» **Written problem**
The entire listing is to be repeated verbatim.

» **Supplied material**
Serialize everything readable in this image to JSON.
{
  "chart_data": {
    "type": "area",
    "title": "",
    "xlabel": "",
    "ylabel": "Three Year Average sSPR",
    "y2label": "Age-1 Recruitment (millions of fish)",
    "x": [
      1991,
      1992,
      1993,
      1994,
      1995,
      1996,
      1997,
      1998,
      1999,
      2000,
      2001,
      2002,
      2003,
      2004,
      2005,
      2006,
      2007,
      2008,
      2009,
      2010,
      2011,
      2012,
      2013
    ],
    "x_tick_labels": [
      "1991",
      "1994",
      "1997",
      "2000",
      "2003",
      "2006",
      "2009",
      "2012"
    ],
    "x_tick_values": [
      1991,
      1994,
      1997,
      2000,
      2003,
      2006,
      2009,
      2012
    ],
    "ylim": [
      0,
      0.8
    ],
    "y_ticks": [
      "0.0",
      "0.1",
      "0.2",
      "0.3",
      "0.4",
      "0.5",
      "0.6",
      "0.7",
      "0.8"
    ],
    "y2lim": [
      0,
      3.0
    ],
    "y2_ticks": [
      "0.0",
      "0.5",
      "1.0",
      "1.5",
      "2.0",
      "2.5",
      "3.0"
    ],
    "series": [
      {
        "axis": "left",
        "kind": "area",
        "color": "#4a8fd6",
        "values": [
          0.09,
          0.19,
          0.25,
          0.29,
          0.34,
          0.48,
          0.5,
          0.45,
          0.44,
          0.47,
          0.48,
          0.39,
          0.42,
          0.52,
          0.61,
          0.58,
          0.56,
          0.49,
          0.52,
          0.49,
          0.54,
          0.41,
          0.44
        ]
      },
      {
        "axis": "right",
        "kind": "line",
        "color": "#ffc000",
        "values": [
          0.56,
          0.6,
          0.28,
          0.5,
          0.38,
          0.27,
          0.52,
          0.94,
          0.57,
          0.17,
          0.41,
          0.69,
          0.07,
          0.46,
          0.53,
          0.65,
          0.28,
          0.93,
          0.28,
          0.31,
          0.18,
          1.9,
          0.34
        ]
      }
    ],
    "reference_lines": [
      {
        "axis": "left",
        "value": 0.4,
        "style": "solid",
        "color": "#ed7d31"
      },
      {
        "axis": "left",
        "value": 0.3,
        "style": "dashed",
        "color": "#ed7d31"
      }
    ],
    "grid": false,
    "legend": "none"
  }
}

» **Reply**
Serialize everything readable in this image to JSON.
{
  "chart_data": {
    "type": "area",
    "title": "",
    "xlabel": "",
    "ylabel": "Three Year Average sSPR",
    "y2label": "Age-1 Recruitment (millions of fish)",
    "x": [
      1991,
      1992,
      1993,
      1994,
      1995,
      1996,
      1997,
      1998,
      1999,
      2000,
      2001,
      2002,
      2003,
      2004,
      2005,
      2006,
      2007,
      2008,
      2009,
      2010,
      2011,
      2012,
      2013
    ],
    "x_tick_labels": [
      "1991",
      "1994",
      "1997",
      "2000",
      "2003",
      "2006",
      "2009",
      "2012"
    ],
    "x_tick_values": [
      1991,
      1994,
      1997,
      2000,
      2003,
      2006,
      2009,
      2012
    ],
    "ylim": [
      0,
      0.8
    ],
    "y_ticks": [
      "0.0",
      "0.1",
      "0.2",
      "0.3",
      "0.4",
      "0.5",
      "0.6",
      "0.7",
      "0.8"
    ],
    "y2lim": [
      0,
      3.0
    ],
    "y2_ticks": [
      "0.0",
      "0.5",
      "1.0",
      "1.5",
      "2.0",
      "2.5",
      "3.0"
    ],
    "series": [
      {
        "axis": "left",
        "kind": "area",
        "color": "#4a8fd6",
        "values": [
          0.09,
          0.19,
          0.25,
          0.29,
          0.34,
          0.48,
          0.5,
          0.45,
          0.44,
          0.47,
          0.48,
          0.39,
          0.42,
          0.52,
          0.61,
          0.58,
          0.56,
          0.49,
          0.52,
          0.49,
          0.54,
          0.41,
          0.44
        ]
      },
      {
        "axis": "right",
        "kind": "line",
        "color": "#ffc000",
        "values": [
          0.56,
          0.6,
          0.28,
          0.5,
          0.38,
          0.27,
          0.52,
          0.94,
          0.57,
          0.17,
          0.41,
          0.69,
          0.07,
          0.46,
          0.53,
          0.65,
          0.28,
          0.93,
          0.28,
          0.31,
          0.18,
          1.9,
          0.34
        ]
      }
    ],
    "reference_lines": [
      {
        "axis": "left",
        "value": 0.4,
        "style": "solid",
        "color": "#ed7d31"
      },
      {
        "axis": "left",
        "value": 0.3,
        "style": "dashed",
        "color": "#ed7d31"
      }
    ],
    "grid": false,
    "legend": "none"
  }
}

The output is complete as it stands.